_Objective_
In the listing below, find every line containing "kamida" and copy it out.
— start Supplied material —
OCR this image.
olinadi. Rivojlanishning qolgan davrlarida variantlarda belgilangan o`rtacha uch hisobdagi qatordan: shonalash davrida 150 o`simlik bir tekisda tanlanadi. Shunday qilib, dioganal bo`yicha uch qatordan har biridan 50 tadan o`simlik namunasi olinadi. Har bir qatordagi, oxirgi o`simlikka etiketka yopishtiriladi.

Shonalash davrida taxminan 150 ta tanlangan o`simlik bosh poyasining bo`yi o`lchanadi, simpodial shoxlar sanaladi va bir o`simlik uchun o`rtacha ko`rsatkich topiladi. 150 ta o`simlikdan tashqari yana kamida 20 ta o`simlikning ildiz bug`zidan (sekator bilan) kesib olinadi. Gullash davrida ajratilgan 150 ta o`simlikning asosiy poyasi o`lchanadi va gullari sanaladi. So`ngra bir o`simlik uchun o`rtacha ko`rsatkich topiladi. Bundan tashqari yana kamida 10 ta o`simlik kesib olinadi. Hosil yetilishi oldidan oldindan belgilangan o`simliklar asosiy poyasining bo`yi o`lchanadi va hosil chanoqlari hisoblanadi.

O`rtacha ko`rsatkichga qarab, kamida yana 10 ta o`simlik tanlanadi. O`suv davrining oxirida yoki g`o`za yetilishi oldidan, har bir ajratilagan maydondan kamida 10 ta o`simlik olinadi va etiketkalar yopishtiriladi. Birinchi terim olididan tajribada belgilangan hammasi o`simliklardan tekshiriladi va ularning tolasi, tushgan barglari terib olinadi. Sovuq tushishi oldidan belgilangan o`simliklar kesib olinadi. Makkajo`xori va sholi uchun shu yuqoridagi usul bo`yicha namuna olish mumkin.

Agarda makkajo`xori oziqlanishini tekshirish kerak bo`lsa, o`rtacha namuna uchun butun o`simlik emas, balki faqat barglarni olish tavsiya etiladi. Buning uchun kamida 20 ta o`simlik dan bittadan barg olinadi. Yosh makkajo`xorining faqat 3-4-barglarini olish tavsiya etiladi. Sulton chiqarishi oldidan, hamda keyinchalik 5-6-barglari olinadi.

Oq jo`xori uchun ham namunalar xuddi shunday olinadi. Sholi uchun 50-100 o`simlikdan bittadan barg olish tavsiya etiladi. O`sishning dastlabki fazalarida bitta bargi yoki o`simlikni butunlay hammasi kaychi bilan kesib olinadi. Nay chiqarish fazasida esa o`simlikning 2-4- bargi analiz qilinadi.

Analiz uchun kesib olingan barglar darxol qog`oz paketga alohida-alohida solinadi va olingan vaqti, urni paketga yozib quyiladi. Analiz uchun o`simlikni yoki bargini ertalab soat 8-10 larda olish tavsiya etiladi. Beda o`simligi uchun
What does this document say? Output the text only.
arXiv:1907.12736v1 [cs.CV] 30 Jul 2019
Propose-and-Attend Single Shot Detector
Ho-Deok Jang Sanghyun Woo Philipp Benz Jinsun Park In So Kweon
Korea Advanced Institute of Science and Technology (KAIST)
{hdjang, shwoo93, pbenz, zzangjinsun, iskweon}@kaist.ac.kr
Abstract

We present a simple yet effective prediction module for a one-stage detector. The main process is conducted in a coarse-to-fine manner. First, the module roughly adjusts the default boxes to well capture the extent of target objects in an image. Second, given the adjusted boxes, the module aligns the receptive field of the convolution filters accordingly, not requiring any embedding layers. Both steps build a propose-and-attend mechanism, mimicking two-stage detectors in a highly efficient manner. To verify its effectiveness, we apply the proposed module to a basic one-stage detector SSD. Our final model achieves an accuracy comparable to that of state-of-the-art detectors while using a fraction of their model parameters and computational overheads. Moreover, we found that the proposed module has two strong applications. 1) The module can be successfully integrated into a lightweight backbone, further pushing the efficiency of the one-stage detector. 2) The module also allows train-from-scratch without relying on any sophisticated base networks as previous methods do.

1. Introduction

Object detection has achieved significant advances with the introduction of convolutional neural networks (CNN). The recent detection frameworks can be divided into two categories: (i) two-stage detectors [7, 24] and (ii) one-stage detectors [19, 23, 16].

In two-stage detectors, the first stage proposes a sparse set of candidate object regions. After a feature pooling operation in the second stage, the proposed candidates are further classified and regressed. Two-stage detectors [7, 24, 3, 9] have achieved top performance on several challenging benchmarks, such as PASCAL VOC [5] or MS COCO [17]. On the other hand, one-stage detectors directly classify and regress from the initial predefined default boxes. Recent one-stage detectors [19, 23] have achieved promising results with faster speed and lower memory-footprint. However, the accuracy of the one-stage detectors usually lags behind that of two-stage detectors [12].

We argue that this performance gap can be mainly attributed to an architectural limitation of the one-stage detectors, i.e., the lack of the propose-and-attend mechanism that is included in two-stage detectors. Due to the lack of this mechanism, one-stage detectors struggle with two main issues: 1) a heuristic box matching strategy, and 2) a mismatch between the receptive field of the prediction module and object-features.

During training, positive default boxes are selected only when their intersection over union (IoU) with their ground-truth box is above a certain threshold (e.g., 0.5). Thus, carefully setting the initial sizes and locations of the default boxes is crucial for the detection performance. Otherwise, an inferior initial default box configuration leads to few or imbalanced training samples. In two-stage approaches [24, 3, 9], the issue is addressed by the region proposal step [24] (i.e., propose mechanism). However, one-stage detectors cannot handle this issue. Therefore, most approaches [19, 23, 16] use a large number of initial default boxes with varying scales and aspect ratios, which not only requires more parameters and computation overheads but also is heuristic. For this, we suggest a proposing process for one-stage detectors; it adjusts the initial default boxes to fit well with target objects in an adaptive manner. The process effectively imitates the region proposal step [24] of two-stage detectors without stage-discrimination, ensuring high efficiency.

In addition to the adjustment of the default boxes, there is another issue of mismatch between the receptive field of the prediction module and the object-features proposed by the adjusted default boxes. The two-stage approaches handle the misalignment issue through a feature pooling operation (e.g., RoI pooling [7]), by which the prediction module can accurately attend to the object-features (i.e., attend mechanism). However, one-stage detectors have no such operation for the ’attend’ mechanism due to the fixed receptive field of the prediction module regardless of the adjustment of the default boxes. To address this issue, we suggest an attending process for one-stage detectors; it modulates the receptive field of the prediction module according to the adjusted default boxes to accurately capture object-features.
— end Supplied material —
_Exercise solution_
Shonalash davrida taxminan 150 ta tanlangan o`simlik bosh poyasining bo`yi o`lchanadi, simpodial shoxlar sanaladi va bir o`simlik uchun o`rtacha ko`rsatkich topiladi. 150 ta o`simlikdan tashqari yana kamida 20 ta o`simlikning ildiz bug`zidan (sekator bilan) kesib olinadi. Gullash davrida ajratilgan 150 ta o`simlikning asosiy poyasi o`lchanadi va gullari sanaladi. So`ngra bir o`simlik uchun o`rtacha ko`rsatkich topiladi. Bundan tashqari yana kamida 10 ta o`simlik kesib olinadi. Hosil yetilishi oldidan oldindan belgilangan o`simliklar asosiy poyasining bo`yi o`lchanadi va hosil chanoqlari hisoblanadi.
O`rtacha ko`rsatkichga qarab, kamida yana 10 ta o`simlik tanlanadi. O`suv davrining oxirida yoki g`o`za yetilishi oldidan, har bir ajratilagan maydondan kamida 10 ta o`simlik olinadi va etiketkalar yopishtiriladi. Birinchi terim olididan tajribada belgilangan hammasi o`simliklardan tekshiriladi va ularning tolasi, tushgan barglari terib olinadi. Sovuq tushishi oldidan belgilangan o`simliklar kesib olinadi. Makkajo`xori va sholi uchun shu yuqoridagi usul bo`yicha namuna olish mumkin.
Agarda makkajo`xori oziqlanishini tekshirish kerak bo`lsa, o`rtacha namuna uchun butun o`simlik emas, balki faqat barglarni olish tavsiya etiladi. Buning uchun kamida 20 ta o`simlik dan bittadan barg olinadi. Yosh makkajo`xorining faqat 3-4-barglarini olish tavsiya etiladi. Sulton chiqarishi oldidan, hamda keyinchalik 5-6-barglari olinadi.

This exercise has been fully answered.